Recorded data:
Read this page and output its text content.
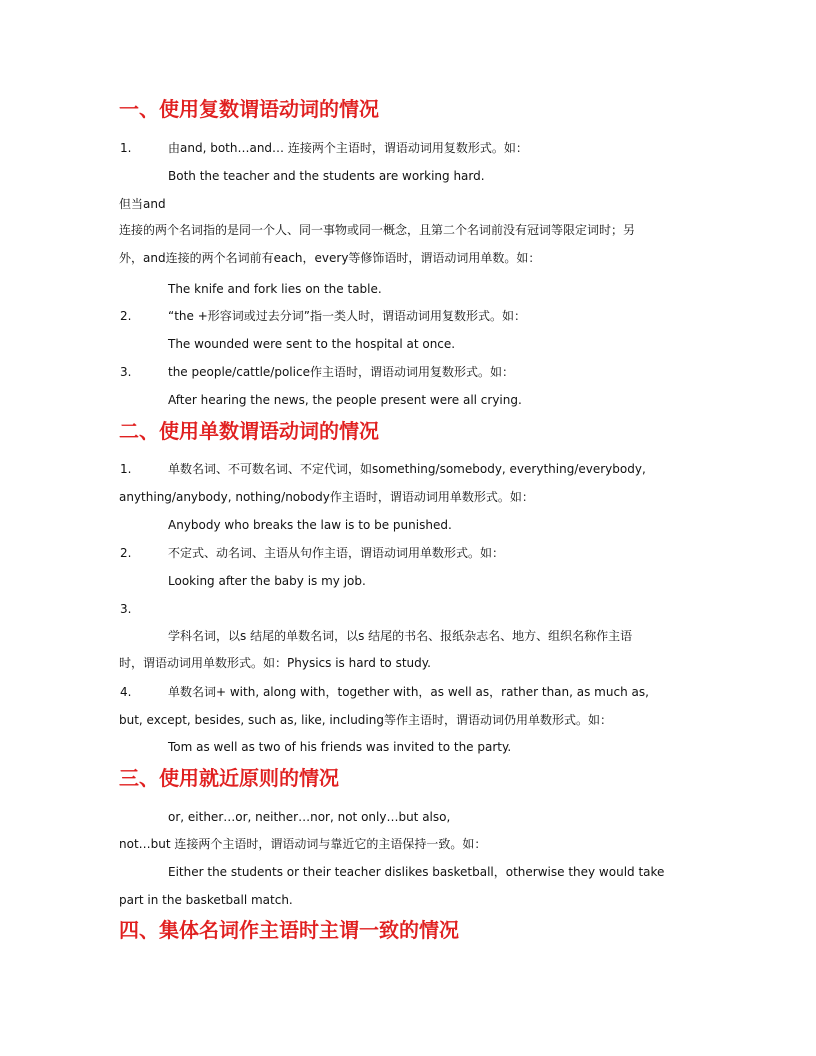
一、使用复数谓语动词的情况
1.	由and, both…and… 连接两个主语时，谓语动词用复数形式。如：
Both the teacher and the students are working hard.
但当and
连接的两个名词指的是同一个人、同一事物或同一概念，且第二个名词前没有冠词等限定词时；另
外，and连接的两个名词前有each，every等修饰语时，谓语动词用单数。如：
The knife and fork lies on the table.
2.	“the +形容词或过去分词”指一类人时，谓语动词用复数形式。如：
The wounded were sent to the hospital at once.
3.	the people/cattle/police作主语时，谓语动词用复数形式。如：
After hearing the news, the people present were all crying.
二、使用单数谓语动词的情况
1.	单数名词、不可数名词、不定代词，如something/somebody, everything/everybody,
anything/anybody, nothing/nobody作主语时，谓语动词用单数形式。如：
Anybody who breaks the law is to be punished.
2.	不定式、动名词、主语从句作主语，谓语动词用单数形式。如：
Looking after the baby is my job.
3.
学科名词，以s 结尾的单数名词，以s 结尾的书名、报纸杂志名、地方、组织名称作主语
时，谓语动词用单数形式。如：Physics is hard to study.
4.	单数名词+ with, along with，together with，as well as，rather than, as much as,
but, except, besides, such as, like, including等作主语时，谓语动词仍用单数形式。如：
Tom as well as two of his friends was invited to the party.
三、使用就近原则的情况
or, either…or, neither…nor, not only…but also,
not…but 连接两个主语时，谓语动词与靠近它的主语保持一致。如：
Either the students or their teacher dislikes basketball，otherwise they would take
part in the basketball match.
四、集体名词作主语时主谓一致的情况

**GIVEN PROBLEM**
Read the entries and show each line that mentions "谓语动词用复数形式".

**COMPLETE RESPONSE**
1.	由and, both…and… 连接两个主语时，谓语动词用复数形式。如：
2.	“the +形容词或过去分词”指一类人时，谓语动词用复数形式。如：
3.	the people/cattle/police作主语时，谓语动词用复数形式。如：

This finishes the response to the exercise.